* _Your task_:
Return the entries below verbatim. Pictures stay out.

* _Data excerpts_:
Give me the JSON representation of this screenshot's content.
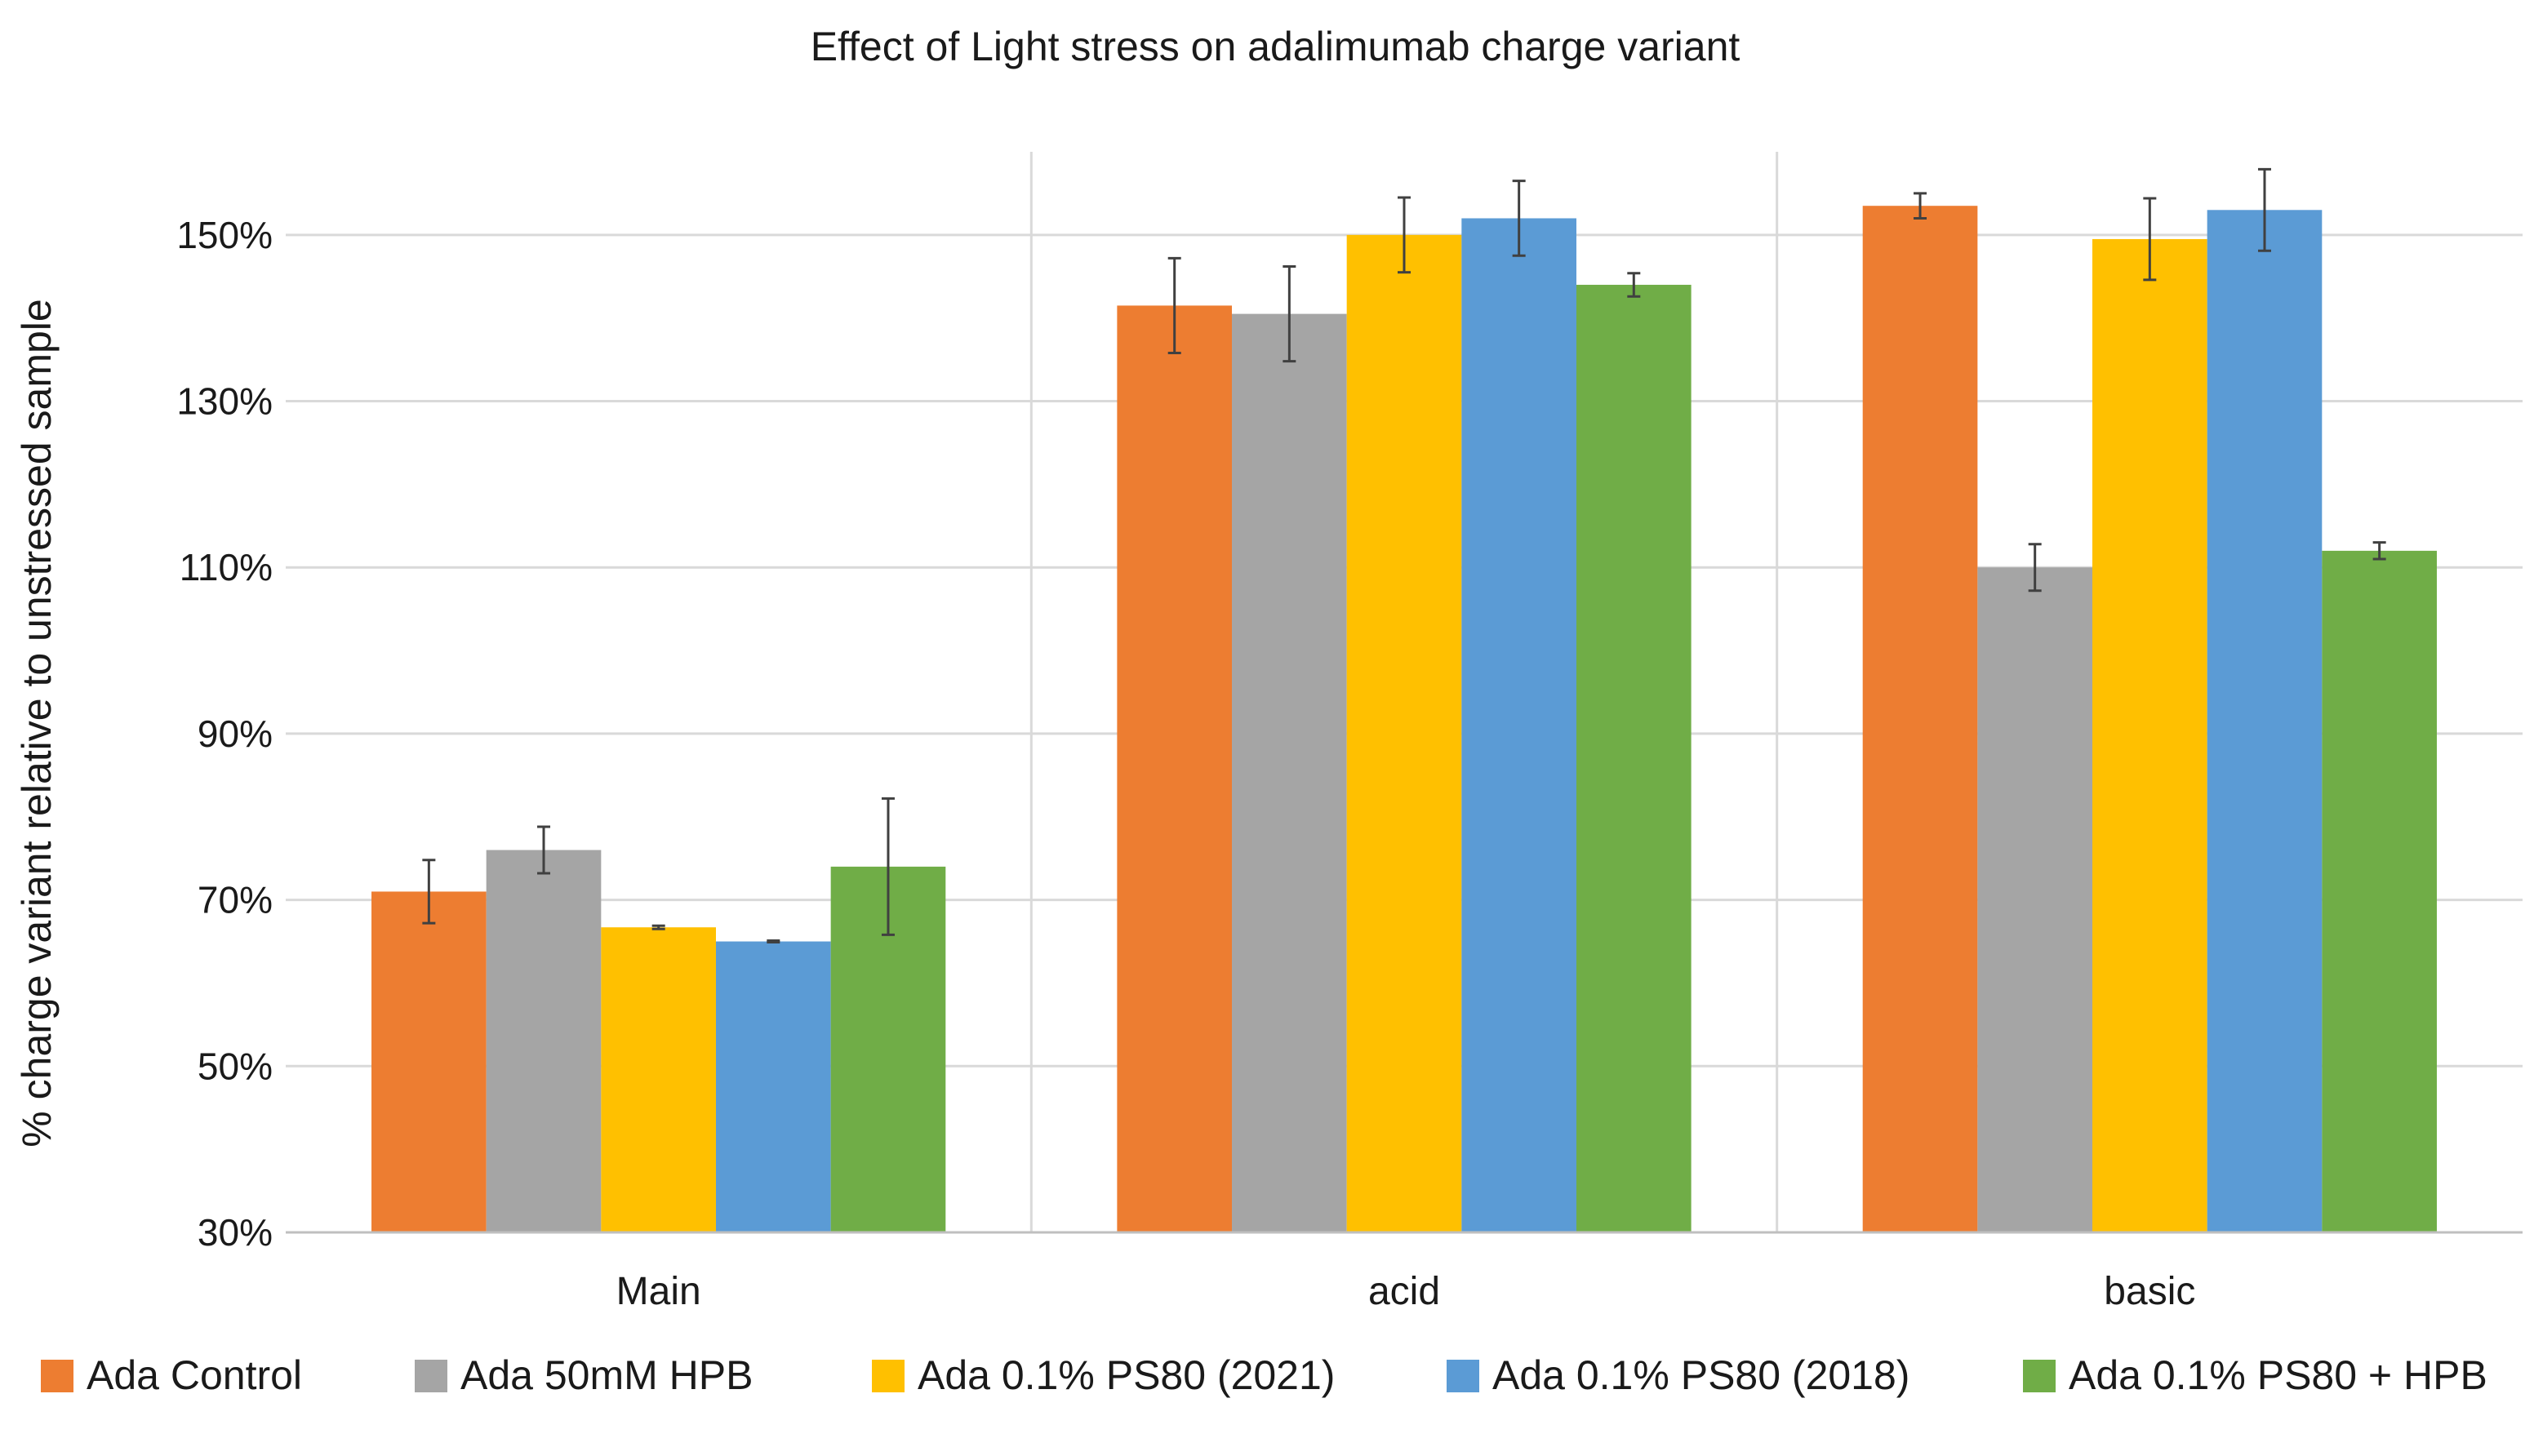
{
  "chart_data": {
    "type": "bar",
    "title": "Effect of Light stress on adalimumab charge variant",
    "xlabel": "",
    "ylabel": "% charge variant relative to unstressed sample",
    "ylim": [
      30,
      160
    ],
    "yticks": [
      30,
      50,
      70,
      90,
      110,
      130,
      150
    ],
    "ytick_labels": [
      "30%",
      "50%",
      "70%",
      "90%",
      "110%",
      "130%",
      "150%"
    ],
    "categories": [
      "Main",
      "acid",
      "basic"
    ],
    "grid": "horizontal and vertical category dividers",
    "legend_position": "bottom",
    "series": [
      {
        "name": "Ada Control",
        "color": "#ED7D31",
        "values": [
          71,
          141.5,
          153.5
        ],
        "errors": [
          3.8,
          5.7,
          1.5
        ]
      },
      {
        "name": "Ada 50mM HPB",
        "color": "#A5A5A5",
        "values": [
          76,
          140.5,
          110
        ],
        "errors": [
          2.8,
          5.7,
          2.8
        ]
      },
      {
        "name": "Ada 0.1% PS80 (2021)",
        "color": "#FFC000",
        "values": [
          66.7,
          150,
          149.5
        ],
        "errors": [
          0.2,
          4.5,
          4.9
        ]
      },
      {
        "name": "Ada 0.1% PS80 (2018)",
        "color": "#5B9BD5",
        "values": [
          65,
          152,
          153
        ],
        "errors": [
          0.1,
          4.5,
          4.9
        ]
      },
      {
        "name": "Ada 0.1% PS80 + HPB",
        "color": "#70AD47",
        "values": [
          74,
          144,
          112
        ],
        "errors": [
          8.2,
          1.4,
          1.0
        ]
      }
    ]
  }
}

* _Solution for this problem_:
Give me the JSON representation of this screenshot's content.
{
  "chart_data": {
    "type": "bar",
    "title": "Effect of Light stress on adalimumab charge variant",
    "xlabel": "",
    "ylabel": "% charge variant relative to unstressed sample",
    "ylim": [
      30,
      160
    ],
    "yticks": [
      30,
      50,
      70,
      90,
      110,
      130,
      150
    ],
    "ytick_labels": [
      "30%",
      "50%",
      "70%",
      "90%",
      "110%",
      "130%",
      "150%"
    ],
    "categories": [
      "Main",
      "acid",
      "basic"
    ],
    "grid": "horizontal and vertical category dividers",
    "legend_position": "bottom",
    "series": [
      {
        "name": "Ada Control",
        "color": "#ED7D31",
        "values": [
          71,
          141.5,
          153.5
        ],
        "errors": [
          3.8,
          5.7,
          1.5
        ]
      },
      {
        "name": "Ada 50mM HPB",
        "color": "#A5A5A5",
        "values": [
          76,
          140.5,
          110
        ],
        "errors": [
          2.8,
          5.7,
          2.8
        ]
      },
      {
        "name": "Ada 0.1% PS80 (2021)",
        "color": "#FFC000",
        "values": [
          66.7,
          150,
          149.5
        ],
        "errors": [
          0.2,
          4.5,
          4.9
        ]
      },
      {
        "name": "Ada 0.1% PS80 (2018)",
        "color": "#5B9BD5",
        "values": [
          65,
          152,
          153
        ],
        "errors": [
          0.1,
          4.5,
          4.9
        ]
      },
      {
        "name": "Ada 0.1% PS80 + HPB",
        "color": "#70AD47",
        "values": [
          74,
          144,
          112
        ],
        "errors": [
          8.2,
          1.4,
          1.0
        ]
      }
    ]
  }
}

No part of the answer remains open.